The exercise:
Count lines, not occurrences: report how many lines in the records hold the string "possono", and nothing else.

[Data records]
========

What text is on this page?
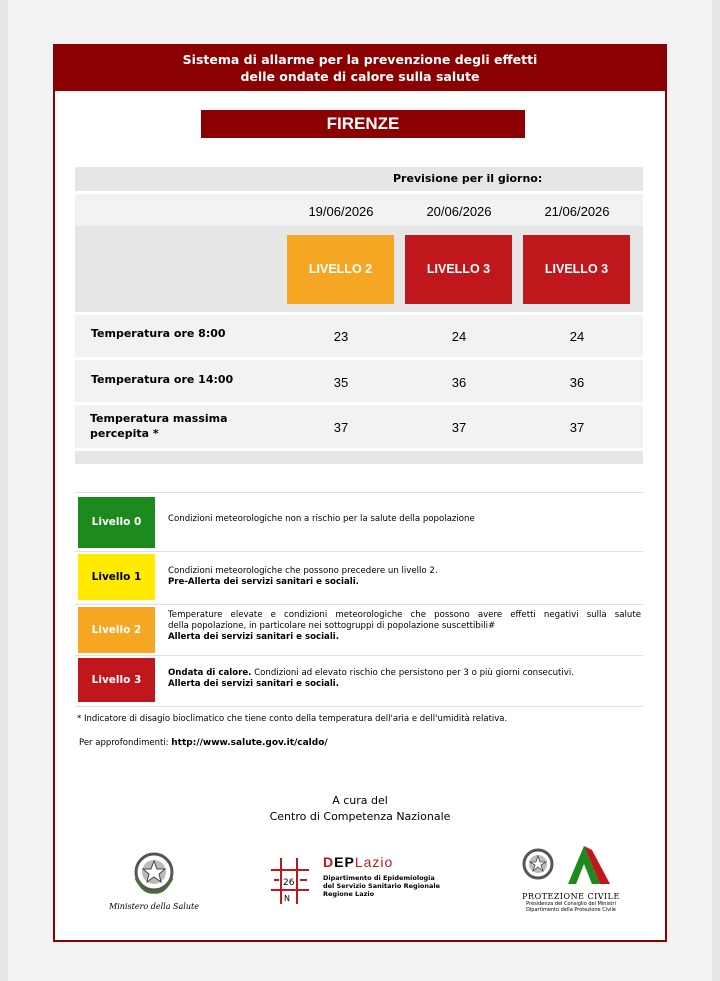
Sistema di allarme per la prevenzione degli effetti
delle ondate di calore sulla salute
FIRENZE
Previsione per il giorno:
19/06/2026	20/06/2026	21/06/2026
LIVELLO 2	LIVELLO 3	LIVELLO 3
Temperatura ore 8:00	23	24	24
Temperatura ore 14:00	35	36	36
Temperatura massima
percepita *	37	37	37
Livello 0	Condizioni meteorologiche non a rischio per la salute della popolazione
Livello 1	Condizioni meteorologiche che possono precedere un livello 2.
Pre-Allerta dei servizi sanitari e sociali.
Livello 2
Temperature elevate e condizioni meteorologiche che possono avere effetti negativi sulla salute
della popolazione, in particolare nei sottogruppi di popolazione suscettibili#
Allerta dei servizi sanitari e sociali.
Livello 3
Ondata di calore. Condizioni ad elevato rischio che persistono per 3 o più giorni consecutivi.
Allerta dei servizi sanitari e sociali.
* Indicatore di disagio bioclimatico che tiene conto della temperatura dell'aria e dell'umidità relativa.
Per approfondimenti: http://www.salute.gov.it/caldo/
A cura del
Centro di Competenza Nazionale
Ministero della Salute
26
N
DEPLazio
Dipartimento di Epidemiologia
del Servizio Sanitario Regionale
Regione Lazio	PROTEZIONE CIVILE
Presidenza del Consiglio dei Ministri
Dipartimento della Protezione Civile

========

Output:
2